# Fragmento de texto
——————
La región de Esmeraldas tiene 580.000 habitantes, la mayor parte de los cuales son negros. También hay tres pueblos indígenas (awa, épera y cayapas) y, desde hace pocos años, muchos ecuatorianos que han emigrado desde otras partes del país: “Muchos de ellos son refugiados medioambientales que han perdido sus tierras y sus bosques por la voracidad de las multinacionales”, describe el prelado. “Los hijos de estas personas acabarán siendo pandilleros, y sus hijas, prostitutas”.

Se refiere también a los problemas que les ocasiona la proximidad a la zona de conflicto de Colombia, que, “con su realidad de narcotráfico, guerrilla y paramilitares, ha permitido que en Esmeraldas eche raíces la delincuencia organizada, con asesinos a sueldo que extorsionan a quien quieren”.

Pero, por encima de todo, asegura que “los afroecuatorianos tienen una visión optimista de la realidad. Es un pueblo festivo, con el rostro iluminado por la sonrisa, que canta y baila y que, a pesar de los problemas que viven, son una reserva de humanidad. Son personas que viven en armonía con la naturaleza, el respeto a lo creado y, por eso, es un pueblo pacífico, que no levanta la voz, tiene delicadeza en el trato y no tiene la neurosis de la prisa”.

En este sentido, cuenta una historia que le impactó: “Conocí a una madre que preparó comida para los suyos con lo poquito que tenían. Cuando iban a empezar a comer, llegaron dos huéspedes y les invitó a sentarse con ellos. Como una de sus hijas se quejó, la madre le dijo: ‘Hija, cuando la olla se comparte con amor, el arroz nunca se acaba’”.

Este optimismo tiene su raíz religiosa: “Viene de una fe en la bondad de Dios, porque debido a la historia tan penosa que han sufrido, están convencidos de que, tarde o temprano, Dios actuará a favor de ellos”. Su otro origen, el africano, explica “su fuerte sentido comunitario de la vida. Yo no me imagino a un esmeraldeño viviendo solo”. Viven también “el gozo de la libertad, lo que está reflejado incluso en el escudo de la ciudad, cuyo lema es ‘Libre por rebelde, y por rebelde, grande’.
——————
# Datos aportados
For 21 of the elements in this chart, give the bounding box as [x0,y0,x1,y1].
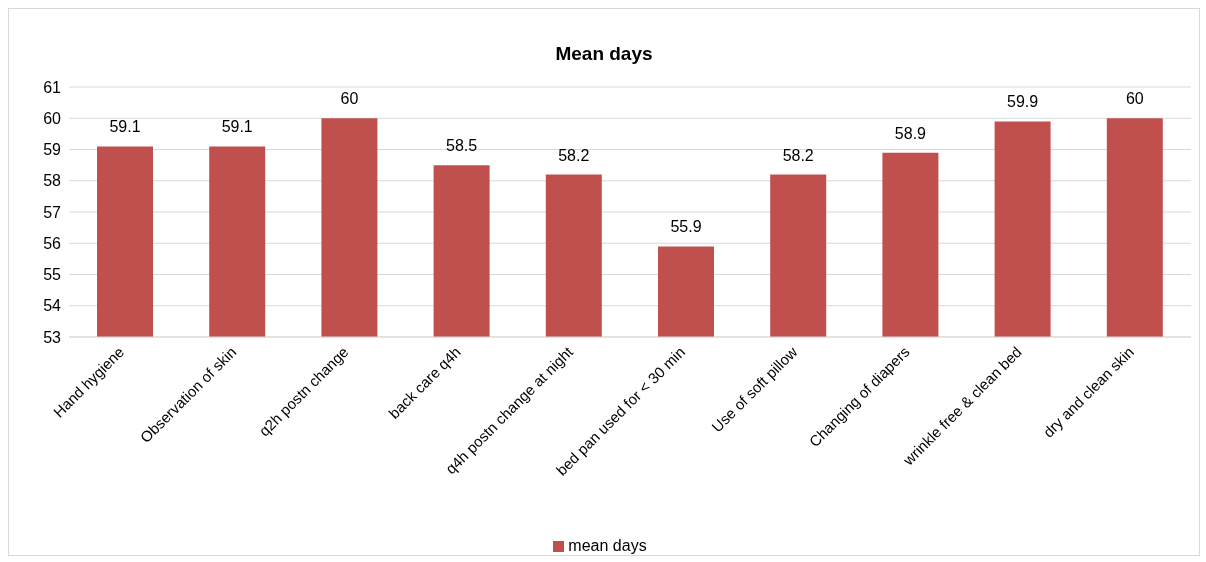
——————
# Encargo 1
Enumera los pueblos indígenas de la región que menciona el texto sobre Esmeraldas.
# Encargo 2
Reanuda el texto sobre Esmeraldas a partir de su última frase.
El material no tiene ningún papel aquí.

# Respuesta al encargo 1
Awa, épera y cayapas.

# Respuesta al encargo 2
No es un pueblo humillado y no permiten que nadie les ultraje porque tienen un gran sentido del respeto. Durante su historia han ejercido la resistencia pasiva, negándose a aceptar los valores de los dominadores, y éste ha sido su secreto para sobrevivir”. Este ansia de libertad hizo que los descendientes de esclavos crearan en Ecuador los “palenques”, ciudades libres habitadas por libertos, imagen que inspira a Arellano: “Me encanta utilizar la imagen de la Iglesia como palenque: un lugar de libertad y fraternidad donde la gente es feliz”.

Valores amenazados

Estos valores humanos se ven amenazados hoy por poderes económicos que buscan el provecho rápido a cualquier precio: “Tendrías que ver la rapidez con la que se está transformando todo. Ahora la costa parece como Benidorm hace 20 años. Yo me he pronunciado en contra de este tipo de inversiones, porque no buscan el desarrollo de las personas y sus beneficios no van a los pobres. Me siento llamado a ser profeta de la vida y tengo que denunciar esta explotación inmoral que quita las tierras a la gente y genera miseria humana.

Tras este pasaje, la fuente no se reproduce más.